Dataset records
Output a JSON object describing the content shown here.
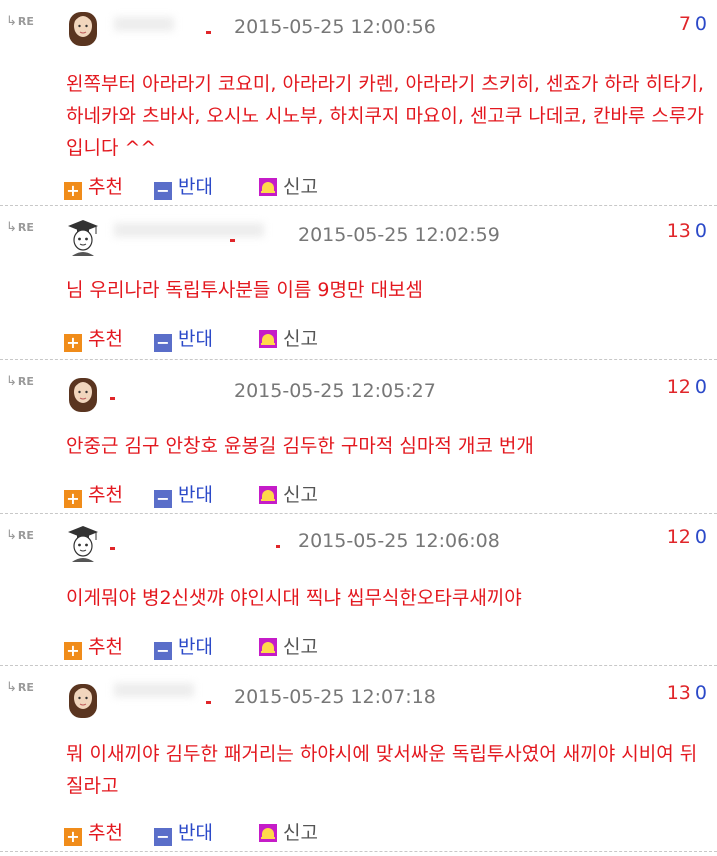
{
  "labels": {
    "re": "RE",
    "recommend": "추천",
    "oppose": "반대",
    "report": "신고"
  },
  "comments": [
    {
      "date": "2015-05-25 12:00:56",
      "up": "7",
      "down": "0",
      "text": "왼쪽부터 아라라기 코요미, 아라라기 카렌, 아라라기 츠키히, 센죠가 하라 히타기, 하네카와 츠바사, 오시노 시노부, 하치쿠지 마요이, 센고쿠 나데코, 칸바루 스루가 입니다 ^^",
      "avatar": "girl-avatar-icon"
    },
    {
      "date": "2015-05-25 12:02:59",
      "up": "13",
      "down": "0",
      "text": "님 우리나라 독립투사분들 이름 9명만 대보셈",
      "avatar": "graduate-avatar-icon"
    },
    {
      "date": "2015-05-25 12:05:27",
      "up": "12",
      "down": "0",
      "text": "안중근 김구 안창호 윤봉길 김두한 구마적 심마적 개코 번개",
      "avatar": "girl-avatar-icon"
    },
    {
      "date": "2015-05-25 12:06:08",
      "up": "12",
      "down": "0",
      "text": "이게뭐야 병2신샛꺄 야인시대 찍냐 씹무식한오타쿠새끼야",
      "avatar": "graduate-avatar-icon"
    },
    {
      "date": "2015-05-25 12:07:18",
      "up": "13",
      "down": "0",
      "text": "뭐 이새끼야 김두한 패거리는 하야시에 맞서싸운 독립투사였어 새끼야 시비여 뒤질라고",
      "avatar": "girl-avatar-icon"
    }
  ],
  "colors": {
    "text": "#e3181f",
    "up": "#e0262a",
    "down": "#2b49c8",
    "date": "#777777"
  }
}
==
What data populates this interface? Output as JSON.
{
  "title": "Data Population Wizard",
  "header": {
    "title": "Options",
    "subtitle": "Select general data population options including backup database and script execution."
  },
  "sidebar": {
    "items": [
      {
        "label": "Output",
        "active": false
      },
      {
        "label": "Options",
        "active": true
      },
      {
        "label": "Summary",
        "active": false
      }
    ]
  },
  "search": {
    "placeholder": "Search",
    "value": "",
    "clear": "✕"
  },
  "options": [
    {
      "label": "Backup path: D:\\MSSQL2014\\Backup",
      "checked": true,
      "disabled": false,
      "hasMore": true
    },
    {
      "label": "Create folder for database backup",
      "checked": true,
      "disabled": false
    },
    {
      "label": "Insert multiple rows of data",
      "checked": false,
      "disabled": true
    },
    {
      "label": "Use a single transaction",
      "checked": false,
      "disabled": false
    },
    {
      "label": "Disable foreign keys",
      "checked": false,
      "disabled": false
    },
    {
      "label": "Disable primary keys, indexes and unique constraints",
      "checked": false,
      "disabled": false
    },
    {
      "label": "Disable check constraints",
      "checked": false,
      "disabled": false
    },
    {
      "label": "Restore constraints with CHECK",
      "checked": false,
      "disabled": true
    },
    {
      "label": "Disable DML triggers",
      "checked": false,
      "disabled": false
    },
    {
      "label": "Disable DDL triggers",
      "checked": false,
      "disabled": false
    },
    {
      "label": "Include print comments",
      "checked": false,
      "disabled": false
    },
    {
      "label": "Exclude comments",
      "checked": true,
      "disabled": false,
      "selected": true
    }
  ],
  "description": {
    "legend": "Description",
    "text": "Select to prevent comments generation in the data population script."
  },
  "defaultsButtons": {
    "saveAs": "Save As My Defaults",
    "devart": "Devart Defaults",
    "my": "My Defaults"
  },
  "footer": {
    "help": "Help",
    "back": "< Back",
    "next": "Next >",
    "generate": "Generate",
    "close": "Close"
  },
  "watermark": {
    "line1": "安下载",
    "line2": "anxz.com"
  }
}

**GIVEN EXERCISE:** Copy each line of the listing that holds the word "date".

**WORKED ANSWER:**
      "date": "2015-05-25 12:00:56",
      "date": "2015-05-25 12:02:59",
      "date": "2015-05-25 12:05:27",
      "date": "2015-05-25 12:06:08",
      "date": "2015-05-25 12:07:18",
    "date": "#777777"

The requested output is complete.